:: Data excerpts ::
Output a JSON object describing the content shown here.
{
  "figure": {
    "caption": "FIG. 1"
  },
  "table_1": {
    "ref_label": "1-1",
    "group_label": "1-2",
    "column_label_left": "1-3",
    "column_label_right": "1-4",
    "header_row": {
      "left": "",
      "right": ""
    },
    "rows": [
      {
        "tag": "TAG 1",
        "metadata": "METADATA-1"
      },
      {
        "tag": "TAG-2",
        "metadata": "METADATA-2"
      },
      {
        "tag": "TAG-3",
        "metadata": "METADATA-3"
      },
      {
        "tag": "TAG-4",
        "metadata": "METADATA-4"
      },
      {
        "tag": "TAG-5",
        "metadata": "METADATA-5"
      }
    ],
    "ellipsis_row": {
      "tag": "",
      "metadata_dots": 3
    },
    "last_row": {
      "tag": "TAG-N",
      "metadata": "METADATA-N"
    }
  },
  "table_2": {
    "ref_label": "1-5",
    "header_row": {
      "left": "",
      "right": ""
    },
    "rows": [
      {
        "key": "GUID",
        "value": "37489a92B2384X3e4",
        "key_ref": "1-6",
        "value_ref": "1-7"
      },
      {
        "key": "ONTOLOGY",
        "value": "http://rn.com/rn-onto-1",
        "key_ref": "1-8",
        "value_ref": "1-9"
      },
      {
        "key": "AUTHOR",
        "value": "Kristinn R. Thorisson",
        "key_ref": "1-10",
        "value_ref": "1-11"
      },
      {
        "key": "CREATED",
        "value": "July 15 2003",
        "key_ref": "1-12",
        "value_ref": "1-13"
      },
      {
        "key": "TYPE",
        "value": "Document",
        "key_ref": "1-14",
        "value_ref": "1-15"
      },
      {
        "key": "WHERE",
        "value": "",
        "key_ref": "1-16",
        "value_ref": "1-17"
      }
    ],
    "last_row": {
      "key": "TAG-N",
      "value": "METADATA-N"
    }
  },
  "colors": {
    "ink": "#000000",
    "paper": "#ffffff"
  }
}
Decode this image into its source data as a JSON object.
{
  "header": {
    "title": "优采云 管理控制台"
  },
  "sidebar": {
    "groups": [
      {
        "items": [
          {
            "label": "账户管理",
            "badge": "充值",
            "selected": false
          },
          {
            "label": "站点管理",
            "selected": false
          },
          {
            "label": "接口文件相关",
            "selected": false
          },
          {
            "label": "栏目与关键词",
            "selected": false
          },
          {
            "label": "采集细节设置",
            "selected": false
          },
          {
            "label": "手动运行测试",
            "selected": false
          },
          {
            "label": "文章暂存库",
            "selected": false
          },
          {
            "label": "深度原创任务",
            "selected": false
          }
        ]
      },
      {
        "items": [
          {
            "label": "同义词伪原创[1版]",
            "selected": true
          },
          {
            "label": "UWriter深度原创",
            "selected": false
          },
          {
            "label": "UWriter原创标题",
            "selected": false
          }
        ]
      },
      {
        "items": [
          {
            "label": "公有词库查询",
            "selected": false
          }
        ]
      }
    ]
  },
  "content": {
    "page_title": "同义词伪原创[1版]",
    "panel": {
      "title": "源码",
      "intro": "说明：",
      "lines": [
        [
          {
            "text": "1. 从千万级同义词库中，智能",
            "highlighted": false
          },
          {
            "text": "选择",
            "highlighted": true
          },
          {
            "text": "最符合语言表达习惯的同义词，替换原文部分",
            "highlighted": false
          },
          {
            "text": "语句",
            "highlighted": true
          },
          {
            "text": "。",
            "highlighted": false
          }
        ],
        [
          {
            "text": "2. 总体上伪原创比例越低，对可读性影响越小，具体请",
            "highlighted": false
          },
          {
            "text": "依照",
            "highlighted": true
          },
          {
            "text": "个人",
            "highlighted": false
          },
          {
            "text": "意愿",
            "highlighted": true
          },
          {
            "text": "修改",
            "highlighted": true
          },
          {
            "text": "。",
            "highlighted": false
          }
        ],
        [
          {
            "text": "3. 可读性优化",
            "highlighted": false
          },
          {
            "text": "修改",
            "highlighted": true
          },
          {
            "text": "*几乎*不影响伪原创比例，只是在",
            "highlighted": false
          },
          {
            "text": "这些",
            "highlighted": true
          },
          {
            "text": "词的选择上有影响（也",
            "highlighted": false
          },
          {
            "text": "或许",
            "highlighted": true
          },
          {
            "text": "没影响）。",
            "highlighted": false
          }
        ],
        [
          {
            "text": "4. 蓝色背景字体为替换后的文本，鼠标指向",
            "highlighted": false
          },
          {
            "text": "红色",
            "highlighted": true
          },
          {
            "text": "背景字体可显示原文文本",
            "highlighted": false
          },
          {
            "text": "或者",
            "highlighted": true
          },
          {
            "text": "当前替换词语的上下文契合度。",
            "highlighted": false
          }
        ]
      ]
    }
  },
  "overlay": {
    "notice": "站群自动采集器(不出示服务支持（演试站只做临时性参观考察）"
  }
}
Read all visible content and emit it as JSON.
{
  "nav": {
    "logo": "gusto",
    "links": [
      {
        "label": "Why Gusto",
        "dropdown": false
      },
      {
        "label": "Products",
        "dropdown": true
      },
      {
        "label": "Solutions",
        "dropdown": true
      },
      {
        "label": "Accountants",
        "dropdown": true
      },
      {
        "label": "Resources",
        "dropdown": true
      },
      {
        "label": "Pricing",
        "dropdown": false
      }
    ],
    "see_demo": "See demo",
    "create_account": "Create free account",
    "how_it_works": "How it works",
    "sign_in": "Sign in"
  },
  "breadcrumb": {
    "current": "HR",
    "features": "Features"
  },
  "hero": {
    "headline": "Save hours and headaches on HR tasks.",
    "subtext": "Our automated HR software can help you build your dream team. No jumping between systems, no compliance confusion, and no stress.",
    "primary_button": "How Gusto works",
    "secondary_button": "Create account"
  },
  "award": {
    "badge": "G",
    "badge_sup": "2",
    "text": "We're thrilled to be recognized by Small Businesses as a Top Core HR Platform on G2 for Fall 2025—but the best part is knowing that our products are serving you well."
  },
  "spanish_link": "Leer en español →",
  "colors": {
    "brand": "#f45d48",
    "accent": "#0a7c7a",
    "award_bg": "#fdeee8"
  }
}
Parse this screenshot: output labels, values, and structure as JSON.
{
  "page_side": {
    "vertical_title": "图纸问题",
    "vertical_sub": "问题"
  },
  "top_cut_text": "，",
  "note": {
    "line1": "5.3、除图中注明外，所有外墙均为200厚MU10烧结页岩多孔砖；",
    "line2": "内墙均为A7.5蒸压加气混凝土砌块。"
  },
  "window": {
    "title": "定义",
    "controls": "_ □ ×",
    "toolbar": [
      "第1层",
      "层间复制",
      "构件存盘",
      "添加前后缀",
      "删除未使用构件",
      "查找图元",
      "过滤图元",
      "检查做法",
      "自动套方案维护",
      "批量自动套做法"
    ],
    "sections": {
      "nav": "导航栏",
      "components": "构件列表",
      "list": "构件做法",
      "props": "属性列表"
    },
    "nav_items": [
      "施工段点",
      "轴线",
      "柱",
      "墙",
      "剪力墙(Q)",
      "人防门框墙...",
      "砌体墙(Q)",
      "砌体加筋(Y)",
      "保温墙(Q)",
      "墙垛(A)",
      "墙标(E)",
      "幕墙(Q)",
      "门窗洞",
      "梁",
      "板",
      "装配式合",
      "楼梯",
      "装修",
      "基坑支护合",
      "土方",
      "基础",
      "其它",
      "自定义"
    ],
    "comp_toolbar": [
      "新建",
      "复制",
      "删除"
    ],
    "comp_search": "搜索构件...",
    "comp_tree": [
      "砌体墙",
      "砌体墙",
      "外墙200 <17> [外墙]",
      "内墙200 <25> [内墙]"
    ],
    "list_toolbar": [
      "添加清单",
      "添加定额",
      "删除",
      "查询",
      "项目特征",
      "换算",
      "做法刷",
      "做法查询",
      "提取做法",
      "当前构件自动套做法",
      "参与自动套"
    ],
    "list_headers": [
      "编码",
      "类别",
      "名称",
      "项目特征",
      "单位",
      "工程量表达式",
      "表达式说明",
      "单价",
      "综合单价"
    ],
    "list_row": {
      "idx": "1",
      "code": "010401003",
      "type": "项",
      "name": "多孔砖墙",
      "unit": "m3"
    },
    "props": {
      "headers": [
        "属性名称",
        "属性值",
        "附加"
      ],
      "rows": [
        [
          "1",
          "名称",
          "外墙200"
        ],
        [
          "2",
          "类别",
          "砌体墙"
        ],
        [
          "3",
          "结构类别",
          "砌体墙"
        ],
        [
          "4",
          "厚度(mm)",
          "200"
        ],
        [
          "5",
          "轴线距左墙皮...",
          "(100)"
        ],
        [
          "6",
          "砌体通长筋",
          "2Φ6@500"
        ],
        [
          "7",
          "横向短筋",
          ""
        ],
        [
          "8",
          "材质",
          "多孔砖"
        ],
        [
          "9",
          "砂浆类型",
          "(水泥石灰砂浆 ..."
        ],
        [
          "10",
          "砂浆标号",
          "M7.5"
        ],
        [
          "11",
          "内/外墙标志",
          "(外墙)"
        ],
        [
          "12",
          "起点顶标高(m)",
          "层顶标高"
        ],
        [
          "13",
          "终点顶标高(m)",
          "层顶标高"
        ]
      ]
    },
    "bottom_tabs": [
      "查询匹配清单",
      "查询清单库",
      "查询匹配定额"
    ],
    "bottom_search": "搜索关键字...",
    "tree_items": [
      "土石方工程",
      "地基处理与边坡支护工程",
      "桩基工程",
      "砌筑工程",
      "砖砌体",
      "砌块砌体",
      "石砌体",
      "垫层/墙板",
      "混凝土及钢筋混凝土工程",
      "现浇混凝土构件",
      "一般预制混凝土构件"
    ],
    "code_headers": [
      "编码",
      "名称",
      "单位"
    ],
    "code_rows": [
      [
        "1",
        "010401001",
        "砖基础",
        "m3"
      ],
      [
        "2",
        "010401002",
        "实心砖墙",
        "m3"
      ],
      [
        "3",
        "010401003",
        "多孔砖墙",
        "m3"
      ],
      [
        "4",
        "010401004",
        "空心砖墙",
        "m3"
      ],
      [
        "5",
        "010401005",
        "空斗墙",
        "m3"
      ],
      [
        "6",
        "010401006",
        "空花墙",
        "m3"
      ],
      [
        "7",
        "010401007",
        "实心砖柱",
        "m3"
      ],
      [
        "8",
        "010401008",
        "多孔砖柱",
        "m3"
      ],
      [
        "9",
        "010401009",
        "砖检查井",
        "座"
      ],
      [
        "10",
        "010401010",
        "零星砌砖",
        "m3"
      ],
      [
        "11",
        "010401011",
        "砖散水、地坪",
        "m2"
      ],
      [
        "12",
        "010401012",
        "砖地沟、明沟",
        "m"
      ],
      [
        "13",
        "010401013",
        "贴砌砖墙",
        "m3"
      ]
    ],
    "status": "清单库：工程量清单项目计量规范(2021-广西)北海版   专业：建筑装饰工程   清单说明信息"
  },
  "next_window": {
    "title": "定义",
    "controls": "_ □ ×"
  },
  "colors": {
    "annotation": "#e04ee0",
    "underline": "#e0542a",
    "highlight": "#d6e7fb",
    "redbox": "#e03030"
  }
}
:::
Given exercise.
In the material above, find the lines that contain "object" and show them.

Correct output.
Output a JSON object describing the content shown here.
Decode this image into its source data as a JSON object.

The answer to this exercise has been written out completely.